[Begin Records to process]
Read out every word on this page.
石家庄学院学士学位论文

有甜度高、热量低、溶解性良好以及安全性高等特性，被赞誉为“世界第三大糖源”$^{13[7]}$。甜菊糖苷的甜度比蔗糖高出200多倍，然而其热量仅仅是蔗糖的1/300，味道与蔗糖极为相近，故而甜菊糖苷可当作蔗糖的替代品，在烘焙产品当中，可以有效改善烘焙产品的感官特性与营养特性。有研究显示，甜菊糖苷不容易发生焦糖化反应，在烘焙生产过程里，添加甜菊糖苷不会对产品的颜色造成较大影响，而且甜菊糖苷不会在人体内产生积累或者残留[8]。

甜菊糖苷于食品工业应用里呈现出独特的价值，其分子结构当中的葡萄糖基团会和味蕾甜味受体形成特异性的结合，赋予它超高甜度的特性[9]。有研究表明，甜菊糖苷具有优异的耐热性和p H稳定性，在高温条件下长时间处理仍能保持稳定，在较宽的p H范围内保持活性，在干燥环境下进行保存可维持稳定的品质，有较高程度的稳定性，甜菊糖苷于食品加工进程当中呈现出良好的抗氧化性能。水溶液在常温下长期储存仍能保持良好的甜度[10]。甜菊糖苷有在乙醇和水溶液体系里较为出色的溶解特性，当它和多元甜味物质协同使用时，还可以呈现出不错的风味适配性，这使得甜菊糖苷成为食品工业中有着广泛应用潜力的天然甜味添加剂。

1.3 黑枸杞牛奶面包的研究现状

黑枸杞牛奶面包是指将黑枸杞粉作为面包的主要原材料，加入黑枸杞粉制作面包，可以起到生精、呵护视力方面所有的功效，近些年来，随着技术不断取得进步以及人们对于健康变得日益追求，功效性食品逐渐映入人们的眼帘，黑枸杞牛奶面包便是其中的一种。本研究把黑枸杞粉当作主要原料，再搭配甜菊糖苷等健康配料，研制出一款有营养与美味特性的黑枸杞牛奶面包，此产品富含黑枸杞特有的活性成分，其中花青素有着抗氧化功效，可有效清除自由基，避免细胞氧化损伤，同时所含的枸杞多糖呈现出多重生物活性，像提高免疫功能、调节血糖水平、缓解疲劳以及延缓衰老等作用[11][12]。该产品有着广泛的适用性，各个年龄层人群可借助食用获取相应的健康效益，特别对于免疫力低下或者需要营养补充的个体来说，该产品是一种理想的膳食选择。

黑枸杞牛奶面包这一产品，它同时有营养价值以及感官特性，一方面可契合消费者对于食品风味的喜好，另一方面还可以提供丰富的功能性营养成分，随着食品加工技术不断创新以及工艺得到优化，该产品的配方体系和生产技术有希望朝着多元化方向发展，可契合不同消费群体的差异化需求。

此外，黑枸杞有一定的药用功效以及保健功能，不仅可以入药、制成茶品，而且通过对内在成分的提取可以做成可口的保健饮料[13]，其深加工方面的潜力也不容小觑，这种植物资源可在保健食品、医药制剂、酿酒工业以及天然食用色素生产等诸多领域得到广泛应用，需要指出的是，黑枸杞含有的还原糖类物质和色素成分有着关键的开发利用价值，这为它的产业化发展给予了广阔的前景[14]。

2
[End Records to process]
■ Exercise objective: Every entry should be printed again exactly as written.

■ Exercise response:
Read out every word on this page.
石家庄学院学士学位论文

有甜度高、热量低、溶解性良好以及安全性高等特性，被赞誉为“世界第三大糖源”$^{13[7]}$。甜菊糖苷的甜度比蔗糖高出200多倍，然而其热量仅仅是蔗糖的1/300，味道与蔗糖极为相近，故而甜菊糖苷可当作蔗糖的替代品，在烘焙产品当中，可以有效改善烘焙产品的感官特性与营养特性。有研究显示，甜菊糖苷不容易发生焦糖化反应，在烘焙生产过程里，添加甜菊糖苷不会对产品的颜色造成较大影响，而且甜菊糖苷不会在人体内产生积累或者残留[8]。

甜菊糖苷于食品工业应用里呈现出独特的价值，其分子结构当中的葡萄糖基团会和味蕾甜味受体形成特异性的结合，赋予它超高甜度的特性[9]。有研究表明，甜菊糖苷具有优异的耐热性和p H稳定性，在高温条件下长时间处理仍能保持稳定，在较宽的p H范围内保持活性，在干燥环境下进行保存可维持稳定的品质，有较高程度的稳定性，甜菊糖苷于食品加工进程当中呈现出良好的抗氧化性能。水溶液在常温下长期储存仍能保持良好的甜度[10]。甜菊糖苷有在乙醇和水溶液体系里较为出色的溶解特性，当它和多元甜味物质协同使用时，还可以呈现出不错的风味适配性，这使得甜菊糖苷成为食品工业中有着广泛应用潜力的天然甜味添加剂。

1.3 黑枸杞牛奶面包的研究现状

黑枸杞牛奶面包是指将黑枸杞粉作为面包的主要原材料，加入黑枸杞粉制作面包，可以起到生精、呵护视力方面所有的功效，近些年来，随着技术不断取得进步以及人们对于健康变得日益追求，功效性食品逐渐映入人们的眼帘，黑枸杞牛奶面包便是其中的一种。本研究把黑枸杞粉当作主要原料，再搭配甜菊糖苷等健康配料，研制出一款有营养与美味特性的黑枸杞牛奶面包，此产品富含黑枸杞特有的活性成分，其中花青素有着抗氧化功效，可有效清除自由基，避免细胞氧化损伤，同时所含的枸杞多糖呈现出多重生物活性，像提高免疫功能、调节血糖水平、缓解疲劳以及延缓衰老等作用[11][12]。该产品有着广泛的适用性，各个年龄层人群可借助食用获取相应的健康效益，特别对于免疫力低下或者需要营养补充的个体来说，该产品是一种理想的膳食选择。

黑枸杞牛奶面包这一产品，它同时有营养价值以及感官特性，一方面可契合消费者对于食品风味的喜好，另一方面还可以提供丰富的功能性营养成分，随着食品加工技术不断创新以及工艺得到优化，该产品的配方体系和生产技术有希望朝着多元化方向发展，可契合不同消费群体的差异化需求。

此外，黑枸杞有一定的药用功效以及保健功能，不仅可以入药、制成茶品，而且通过对内在成分的提取可以做成可口的保健饮料[13]，其深加工方面的潜力也不容小觑，这种植物资源可在保健食品、医药制剂、酿酒工业以及天然食用色素生产等诸多领域得到广泛应用，需要指出的是，黑枸杞含有的还原糖类物质和色素成分有着关键的开发利用价值，这为它的产业化发展给予了广阔的前景[14]。

2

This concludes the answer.